● **Written problem**:
Copy the following lines without any change.

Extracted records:
·····
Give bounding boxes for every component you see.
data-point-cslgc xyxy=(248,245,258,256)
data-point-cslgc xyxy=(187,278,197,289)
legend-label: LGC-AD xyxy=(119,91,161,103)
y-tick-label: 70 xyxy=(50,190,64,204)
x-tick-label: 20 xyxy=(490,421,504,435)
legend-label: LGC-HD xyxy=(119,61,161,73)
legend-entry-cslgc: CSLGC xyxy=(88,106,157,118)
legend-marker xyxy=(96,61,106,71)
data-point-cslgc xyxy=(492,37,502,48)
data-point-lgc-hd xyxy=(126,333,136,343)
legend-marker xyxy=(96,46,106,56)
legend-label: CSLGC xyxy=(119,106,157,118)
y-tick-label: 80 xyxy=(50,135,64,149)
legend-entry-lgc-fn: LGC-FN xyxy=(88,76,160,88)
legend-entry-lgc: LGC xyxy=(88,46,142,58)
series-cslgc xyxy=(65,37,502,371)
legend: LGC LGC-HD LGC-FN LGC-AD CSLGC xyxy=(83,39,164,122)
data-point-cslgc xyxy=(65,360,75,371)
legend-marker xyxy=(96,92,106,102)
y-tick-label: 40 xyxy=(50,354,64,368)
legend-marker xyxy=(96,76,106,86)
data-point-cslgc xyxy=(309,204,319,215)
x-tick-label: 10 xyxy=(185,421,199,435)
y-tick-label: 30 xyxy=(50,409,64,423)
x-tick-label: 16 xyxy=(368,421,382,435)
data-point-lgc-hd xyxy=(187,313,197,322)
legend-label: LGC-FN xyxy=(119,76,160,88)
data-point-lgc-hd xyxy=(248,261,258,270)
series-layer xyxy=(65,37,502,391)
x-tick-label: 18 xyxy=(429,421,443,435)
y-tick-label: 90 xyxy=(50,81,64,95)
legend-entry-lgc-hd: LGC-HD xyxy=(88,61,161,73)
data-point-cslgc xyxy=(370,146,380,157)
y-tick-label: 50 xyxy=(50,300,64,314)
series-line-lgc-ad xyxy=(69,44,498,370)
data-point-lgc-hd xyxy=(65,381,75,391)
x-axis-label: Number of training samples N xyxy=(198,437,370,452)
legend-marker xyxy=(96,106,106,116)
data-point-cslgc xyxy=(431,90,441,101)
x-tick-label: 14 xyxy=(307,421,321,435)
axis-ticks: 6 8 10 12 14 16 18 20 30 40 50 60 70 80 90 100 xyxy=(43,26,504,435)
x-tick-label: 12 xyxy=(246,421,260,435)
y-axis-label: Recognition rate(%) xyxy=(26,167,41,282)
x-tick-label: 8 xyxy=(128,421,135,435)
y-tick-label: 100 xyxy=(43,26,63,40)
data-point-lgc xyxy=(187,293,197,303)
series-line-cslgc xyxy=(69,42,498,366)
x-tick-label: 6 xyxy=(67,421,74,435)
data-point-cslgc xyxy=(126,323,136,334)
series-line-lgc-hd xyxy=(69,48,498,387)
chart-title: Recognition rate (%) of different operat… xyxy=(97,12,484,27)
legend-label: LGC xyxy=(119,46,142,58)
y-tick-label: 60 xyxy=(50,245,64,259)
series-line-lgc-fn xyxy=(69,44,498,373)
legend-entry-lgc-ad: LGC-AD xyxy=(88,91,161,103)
·····
● **Reply**:
Give bounding boxes for every component you see.
data-point-cslgc xyxy=(248,245,258,256)
data-point-cslgc xyxy=(187,278,197,289)
legend-label: LGC-AD xyxy=(119,91,161,103)
y-tick-label: 70 xyxy=(50,190,64,204)
x-tick-label: 20 xyxy=(490,421,504,435)
legend-label: LGC-HD xyxy=(119,61,161,73)
legend-entry-cslgc: CSLGC xyxy=(88,106,157,118)
legend-marker xyxy=(96,61,106,71)
data-point-cslgc xyxy=(492,37,502,48)
data-point-lgc-hd xyxy=(126,333,136,343)
legend-marker xyxy=(96,46,106,56)
legend-label: CSLGC xyxy=(119,106,157,118)
y-tick-label: 80 xyxy=(50,135,64,149)
legend-entry-lgc-fn: LGC-FN xyxy=(88,76,160,88)
legend-entry-lgc: LGC xyxy=(88,46,142,58)
series-cslgc xyxy=(65,37,502,371)
legend: LGC LGC-HD LGC-FN LGC-AD CSLGC xyxy=(83,39,164,122)
data-point-cslgc xyxy=(65,360,75,371)
legend-marker xyxy=(96,92,106,102)
y-tick-label: 40 xyxy=(50,354,64,368)
legend-marker xyxy=(96,76,106,86)
data-point-cslgc xyxy=(309,204,319,215)
x-tick-label: 10 xyxy=(185,421,199,435)
y-tick-label: 30 xyxy=(50,409,64,423)
x-tick-label: 16 xyxy=(368,421,382,435)
data-point-lgc-hd xyxy=(187,313,197,322)
legend-label: LGC-FN xyxy=(119,76,160,88)
data-point-lgc-hd xyxy=(248,261,258,270)
series-layer xyxy=(65,37,502,391)
x-tick-label: 18 xyxy=(429,421,443,435)
y-tick-label: 90 xyxy=(50,81,64,95)
legend-entry-lgc-hd: LGC-HD xyxy=(88,61,161,73)
data-point-cslgc xyxy=(370,146,380,157)
y-tick-label: 50 xyxy=(50,300,64,314)
series-line-lgc-ad xyxy=(69,44,498,370)
data-point-lgc-hd xyxy=(65,381,75,391)
x-axis-label: Number of training samples N xyxy=(198,437,370,452)
legend-marker xyxy=(96,106,106,116)
data-point-cslgc xyxy=(431,90,441,101)
x-tick-label: 14 xyxy=(307,421,321,435)
axis-ticks: 6 8 10 12 14 16 18 20 30 40 50 60 70 80 90 100 xyxy=(43,26,504,435)
x-tick-label: 12 xyxy=(246,421,260,435)
y-axis-label: Recognition rate(%) xyxy=(26,167,41,282)
x-tick-label: 8 xyxy=(128,421,135,435)
y-tick-label: 100 xyxy=(43,26,63,40)
data-point-lgc xyxy=(187,293,197,303)
series-line-cslgc xyxy=(69,42,498,366)
x-tick-label: 6 xyxy=(67,421,74,435)
data-point-cslgc xyxy=(126,323,136,334)
series-line-lgc-hd xyxy=(69,48,498,387)
chart-title: Recognition rate (%) of different operat… xyxy=(97,12,484,27)
legend-label: LGC xyxy=(119,46,142,58)
y-tick-label: 60 xyxy=(50,245,64,259)
series-line-lgc-fn xyxy=(69,44,498,373)
legend-entry-lgc-ad: LGC-AD xyxy=(88,91,161,103)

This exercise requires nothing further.